*EXERCISE MATERIALS*:
•••

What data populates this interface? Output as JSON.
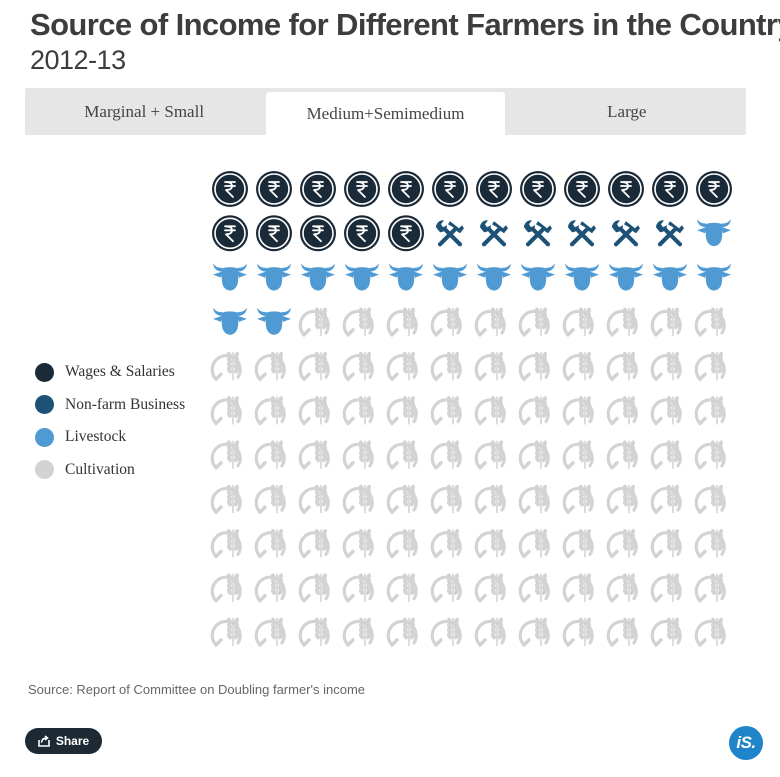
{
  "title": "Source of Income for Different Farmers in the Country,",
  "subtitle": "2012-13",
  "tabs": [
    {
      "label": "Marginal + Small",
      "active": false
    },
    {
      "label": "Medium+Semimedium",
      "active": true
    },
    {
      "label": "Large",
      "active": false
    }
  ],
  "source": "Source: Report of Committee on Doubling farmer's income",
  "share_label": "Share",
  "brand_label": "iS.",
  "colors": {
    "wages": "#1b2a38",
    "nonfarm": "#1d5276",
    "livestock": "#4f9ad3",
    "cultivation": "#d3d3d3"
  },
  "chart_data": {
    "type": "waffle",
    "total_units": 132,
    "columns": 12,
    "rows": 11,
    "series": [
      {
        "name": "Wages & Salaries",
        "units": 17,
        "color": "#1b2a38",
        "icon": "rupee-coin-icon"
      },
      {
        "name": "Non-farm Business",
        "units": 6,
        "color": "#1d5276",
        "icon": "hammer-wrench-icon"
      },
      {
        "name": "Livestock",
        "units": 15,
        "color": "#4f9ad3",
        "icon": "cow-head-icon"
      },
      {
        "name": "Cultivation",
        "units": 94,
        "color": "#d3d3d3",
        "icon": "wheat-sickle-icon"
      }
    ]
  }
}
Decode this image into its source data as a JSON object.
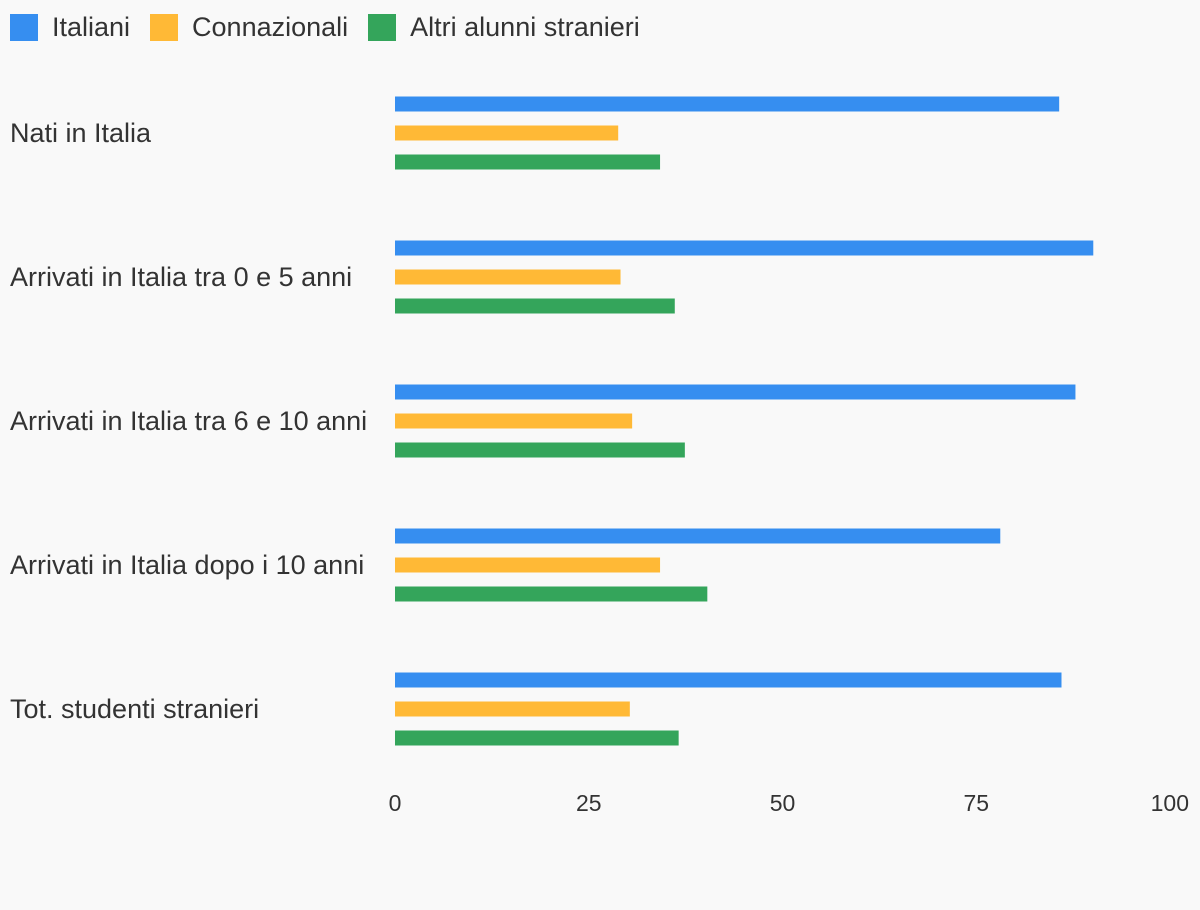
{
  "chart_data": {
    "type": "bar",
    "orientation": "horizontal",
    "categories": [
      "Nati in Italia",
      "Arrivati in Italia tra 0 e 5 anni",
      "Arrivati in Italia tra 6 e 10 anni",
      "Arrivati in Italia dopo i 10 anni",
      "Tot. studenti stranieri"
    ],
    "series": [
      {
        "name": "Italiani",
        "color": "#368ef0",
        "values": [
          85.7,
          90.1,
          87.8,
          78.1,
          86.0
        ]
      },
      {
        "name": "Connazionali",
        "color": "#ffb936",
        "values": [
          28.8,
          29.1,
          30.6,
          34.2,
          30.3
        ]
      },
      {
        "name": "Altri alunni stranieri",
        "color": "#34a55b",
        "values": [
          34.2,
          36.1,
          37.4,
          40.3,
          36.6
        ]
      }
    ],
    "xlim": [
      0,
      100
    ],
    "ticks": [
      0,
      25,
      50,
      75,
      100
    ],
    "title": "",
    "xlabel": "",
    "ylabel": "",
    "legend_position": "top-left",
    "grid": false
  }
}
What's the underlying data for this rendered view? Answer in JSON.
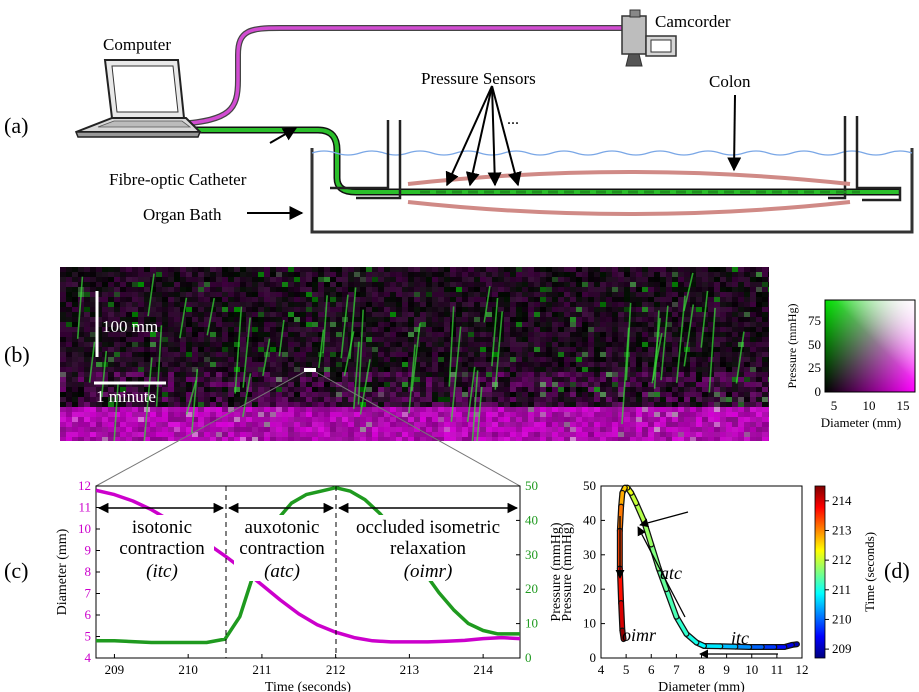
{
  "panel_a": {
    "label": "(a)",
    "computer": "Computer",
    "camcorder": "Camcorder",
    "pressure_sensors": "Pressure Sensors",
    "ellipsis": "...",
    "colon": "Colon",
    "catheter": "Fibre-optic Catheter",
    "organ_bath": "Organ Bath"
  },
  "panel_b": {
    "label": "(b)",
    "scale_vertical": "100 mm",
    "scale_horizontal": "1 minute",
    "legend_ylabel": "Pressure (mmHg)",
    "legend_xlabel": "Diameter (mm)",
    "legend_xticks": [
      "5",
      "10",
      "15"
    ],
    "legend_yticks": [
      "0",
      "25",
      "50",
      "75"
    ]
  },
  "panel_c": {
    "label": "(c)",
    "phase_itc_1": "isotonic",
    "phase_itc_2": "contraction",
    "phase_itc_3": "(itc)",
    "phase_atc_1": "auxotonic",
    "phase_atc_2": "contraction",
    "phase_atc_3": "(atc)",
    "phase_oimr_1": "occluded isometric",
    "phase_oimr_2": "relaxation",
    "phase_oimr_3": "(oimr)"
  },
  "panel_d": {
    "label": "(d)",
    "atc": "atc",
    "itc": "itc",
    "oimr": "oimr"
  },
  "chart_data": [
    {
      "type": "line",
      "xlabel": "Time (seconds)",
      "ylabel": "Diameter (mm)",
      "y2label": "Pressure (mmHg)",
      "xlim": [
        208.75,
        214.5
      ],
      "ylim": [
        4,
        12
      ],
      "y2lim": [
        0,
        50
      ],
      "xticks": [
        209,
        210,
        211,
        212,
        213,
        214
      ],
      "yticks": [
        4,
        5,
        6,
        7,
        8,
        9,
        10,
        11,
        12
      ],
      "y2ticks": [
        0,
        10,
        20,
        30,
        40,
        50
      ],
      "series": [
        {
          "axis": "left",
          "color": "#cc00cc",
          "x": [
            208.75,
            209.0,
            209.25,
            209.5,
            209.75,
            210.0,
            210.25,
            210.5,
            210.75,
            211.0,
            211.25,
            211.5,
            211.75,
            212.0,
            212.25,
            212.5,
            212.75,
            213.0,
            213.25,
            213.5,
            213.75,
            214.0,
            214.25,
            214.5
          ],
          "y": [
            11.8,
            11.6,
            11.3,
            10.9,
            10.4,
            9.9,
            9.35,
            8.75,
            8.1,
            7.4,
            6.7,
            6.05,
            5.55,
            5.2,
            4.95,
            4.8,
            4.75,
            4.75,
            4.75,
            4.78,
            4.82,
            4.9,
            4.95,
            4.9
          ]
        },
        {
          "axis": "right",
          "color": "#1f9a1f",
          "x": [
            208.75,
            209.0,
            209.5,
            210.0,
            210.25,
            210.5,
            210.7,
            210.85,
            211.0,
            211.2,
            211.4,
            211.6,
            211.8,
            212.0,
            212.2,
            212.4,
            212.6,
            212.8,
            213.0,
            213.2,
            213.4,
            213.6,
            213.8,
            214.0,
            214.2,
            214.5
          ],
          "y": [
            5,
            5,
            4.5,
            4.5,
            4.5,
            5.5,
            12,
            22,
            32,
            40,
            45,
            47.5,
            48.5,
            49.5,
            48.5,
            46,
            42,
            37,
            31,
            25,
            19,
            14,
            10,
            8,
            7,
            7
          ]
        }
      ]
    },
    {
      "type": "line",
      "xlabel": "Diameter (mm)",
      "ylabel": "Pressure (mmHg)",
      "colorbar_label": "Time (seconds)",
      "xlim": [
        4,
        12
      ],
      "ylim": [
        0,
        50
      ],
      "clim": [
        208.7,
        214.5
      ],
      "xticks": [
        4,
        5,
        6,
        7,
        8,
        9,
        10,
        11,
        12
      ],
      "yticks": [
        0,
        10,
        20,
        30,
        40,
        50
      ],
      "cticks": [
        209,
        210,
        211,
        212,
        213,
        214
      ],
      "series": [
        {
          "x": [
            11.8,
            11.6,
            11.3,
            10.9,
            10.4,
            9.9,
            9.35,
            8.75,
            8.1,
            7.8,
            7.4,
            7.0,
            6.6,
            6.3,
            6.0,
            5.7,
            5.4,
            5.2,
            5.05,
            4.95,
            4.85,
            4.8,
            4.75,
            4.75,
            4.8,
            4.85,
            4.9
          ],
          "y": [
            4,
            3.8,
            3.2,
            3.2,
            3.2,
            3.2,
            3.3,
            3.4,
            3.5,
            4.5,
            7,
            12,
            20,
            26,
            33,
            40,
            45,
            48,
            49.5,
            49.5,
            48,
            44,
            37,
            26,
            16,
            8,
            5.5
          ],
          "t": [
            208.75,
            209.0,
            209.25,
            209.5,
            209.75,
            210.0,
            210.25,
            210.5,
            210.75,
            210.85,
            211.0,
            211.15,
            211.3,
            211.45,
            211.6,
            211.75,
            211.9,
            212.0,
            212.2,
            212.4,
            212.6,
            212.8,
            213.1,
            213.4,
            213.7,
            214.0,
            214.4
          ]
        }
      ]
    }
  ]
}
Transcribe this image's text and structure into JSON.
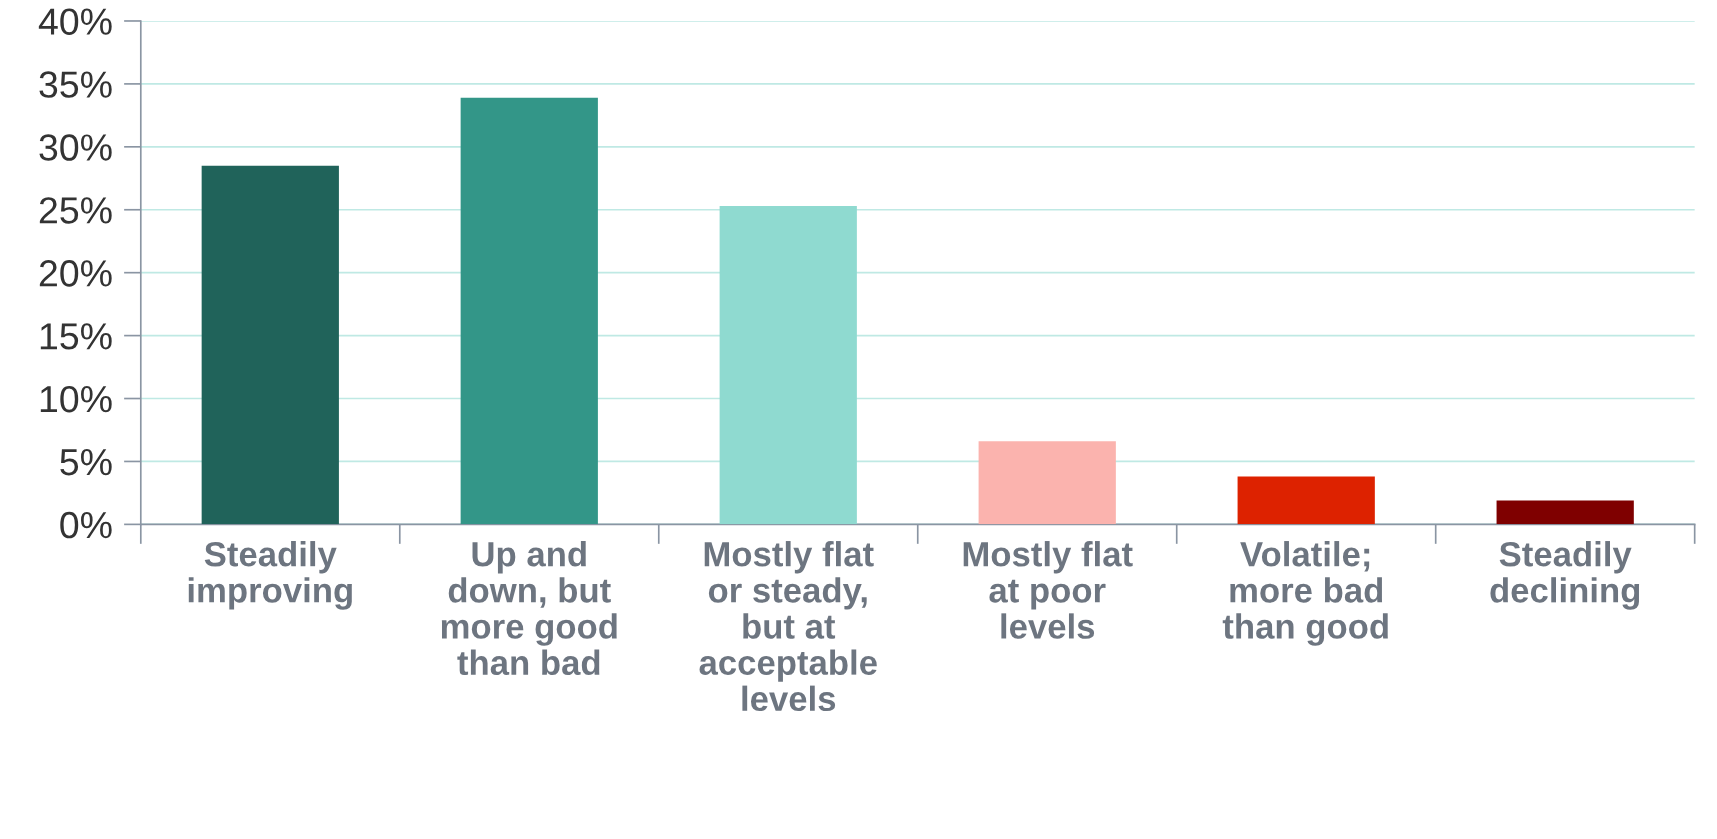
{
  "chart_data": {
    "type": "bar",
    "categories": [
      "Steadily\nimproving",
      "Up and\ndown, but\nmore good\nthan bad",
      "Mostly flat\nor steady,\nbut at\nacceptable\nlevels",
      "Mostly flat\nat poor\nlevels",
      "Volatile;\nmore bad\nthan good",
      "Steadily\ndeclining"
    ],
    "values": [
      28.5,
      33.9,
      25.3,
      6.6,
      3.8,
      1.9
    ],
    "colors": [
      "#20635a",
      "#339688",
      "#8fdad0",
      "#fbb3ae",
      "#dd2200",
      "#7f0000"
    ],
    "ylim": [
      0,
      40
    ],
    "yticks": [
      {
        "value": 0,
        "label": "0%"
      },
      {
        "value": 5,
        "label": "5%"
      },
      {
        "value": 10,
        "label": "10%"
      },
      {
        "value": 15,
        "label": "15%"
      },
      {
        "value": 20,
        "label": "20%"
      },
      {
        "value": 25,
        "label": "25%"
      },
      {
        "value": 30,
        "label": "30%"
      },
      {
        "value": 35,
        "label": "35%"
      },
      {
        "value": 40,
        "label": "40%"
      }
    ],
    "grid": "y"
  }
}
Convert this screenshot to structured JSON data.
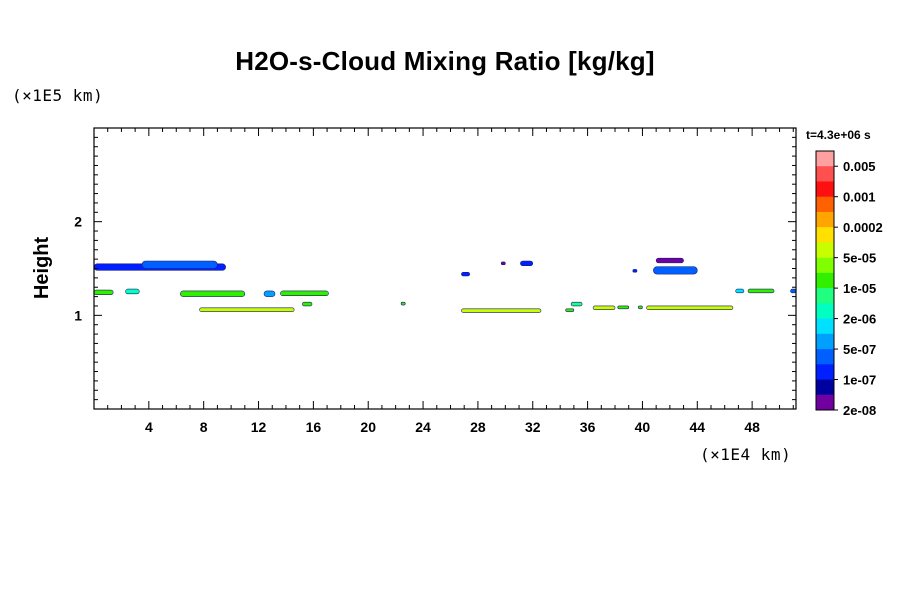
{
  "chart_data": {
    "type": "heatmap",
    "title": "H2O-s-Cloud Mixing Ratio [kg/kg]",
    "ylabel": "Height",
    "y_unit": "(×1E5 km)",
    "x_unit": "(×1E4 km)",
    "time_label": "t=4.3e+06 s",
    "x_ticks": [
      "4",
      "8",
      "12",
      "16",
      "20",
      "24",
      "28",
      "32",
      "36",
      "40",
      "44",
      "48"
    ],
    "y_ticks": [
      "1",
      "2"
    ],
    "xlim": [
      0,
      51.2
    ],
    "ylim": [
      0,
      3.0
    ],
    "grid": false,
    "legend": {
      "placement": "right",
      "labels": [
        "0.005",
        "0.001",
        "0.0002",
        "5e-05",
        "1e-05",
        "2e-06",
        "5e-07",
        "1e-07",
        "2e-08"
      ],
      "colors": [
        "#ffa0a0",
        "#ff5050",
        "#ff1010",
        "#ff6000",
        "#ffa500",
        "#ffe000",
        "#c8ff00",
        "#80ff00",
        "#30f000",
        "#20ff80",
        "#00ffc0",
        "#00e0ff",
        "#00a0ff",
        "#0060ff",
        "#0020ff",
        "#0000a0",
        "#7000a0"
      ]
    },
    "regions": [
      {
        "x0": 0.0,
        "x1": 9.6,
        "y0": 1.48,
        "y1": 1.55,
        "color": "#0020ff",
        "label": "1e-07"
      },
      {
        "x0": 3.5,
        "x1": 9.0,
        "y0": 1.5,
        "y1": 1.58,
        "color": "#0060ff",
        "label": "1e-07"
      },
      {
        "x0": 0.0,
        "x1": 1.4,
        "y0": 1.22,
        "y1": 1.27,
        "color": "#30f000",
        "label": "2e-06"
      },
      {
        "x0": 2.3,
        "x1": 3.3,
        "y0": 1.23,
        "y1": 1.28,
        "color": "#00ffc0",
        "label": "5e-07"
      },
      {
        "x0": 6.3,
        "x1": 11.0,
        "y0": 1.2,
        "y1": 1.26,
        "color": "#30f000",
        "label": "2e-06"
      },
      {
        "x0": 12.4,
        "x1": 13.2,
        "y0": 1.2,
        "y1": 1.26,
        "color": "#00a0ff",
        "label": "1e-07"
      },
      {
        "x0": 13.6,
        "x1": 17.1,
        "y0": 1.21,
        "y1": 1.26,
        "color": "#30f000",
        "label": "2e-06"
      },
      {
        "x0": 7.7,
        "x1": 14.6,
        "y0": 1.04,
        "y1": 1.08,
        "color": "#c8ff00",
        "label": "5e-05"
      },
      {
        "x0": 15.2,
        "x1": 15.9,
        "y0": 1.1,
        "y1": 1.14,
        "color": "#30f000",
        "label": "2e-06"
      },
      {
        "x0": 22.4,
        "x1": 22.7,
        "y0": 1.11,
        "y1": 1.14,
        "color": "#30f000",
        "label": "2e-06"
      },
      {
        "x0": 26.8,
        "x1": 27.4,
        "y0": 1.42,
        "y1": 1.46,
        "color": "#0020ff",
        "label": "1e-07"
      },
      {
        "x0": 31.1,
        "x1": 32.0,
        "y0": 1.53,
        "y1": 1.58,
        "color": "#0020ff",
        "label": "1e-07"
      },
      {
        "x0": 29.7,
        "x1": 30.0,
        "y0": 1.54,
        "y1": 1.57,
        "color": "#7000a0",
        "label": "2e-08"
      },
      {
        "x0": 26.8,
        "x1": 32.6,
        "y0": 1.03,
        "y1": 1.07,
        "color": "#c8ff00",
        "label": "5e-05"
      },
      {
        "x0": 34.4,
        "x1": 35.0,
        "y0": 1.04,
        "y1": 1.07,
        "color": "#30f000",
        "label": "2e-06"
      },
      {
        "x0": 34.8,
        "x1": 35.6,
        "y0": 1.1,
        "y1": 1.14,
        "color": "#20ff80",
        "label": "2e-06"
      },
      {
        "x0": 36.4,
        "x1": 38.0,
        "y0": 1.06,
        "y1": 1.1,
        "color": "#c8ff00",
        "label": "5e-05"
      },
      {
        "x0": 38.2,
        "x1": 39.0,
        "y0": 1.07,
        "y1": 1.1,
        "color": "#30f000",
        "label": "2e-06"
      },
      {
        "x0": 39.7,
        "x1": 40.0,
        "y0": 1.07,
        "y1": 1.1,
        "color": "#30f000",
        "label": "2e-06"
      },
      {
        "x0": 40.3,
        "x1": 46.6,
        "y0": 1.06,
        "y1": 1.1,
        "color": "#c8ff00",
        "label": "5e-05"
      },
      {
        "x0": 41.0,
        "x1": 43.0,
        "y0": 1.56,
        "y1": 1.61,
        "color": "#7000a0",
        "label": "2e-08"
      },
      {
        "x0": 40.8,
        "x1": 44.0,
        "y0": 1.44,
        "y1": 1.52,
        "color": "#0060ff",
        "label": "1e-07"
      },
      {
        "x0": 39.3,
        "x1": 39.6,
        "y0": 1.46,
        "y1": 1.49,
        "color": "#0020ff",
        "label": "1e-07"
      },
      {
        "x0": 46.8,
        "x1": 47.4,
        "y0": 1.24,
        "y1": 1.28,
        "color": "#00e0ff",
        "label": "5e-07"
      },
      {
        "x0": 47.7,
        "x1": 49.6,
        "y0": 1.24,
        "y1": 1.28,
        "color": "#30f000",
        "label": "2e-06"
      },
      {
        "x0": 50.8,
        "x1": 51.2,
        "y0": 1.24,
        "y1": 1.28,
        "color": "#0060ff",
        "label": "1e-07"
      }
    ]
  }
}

•••

Gather every line from the listing above in which "Mostly" appears, and copy those lines.

      "Mostly flat\nor steady,\nbut at\nacceptable\nlevels",
      "Mostly flat\nat poor\nlevels",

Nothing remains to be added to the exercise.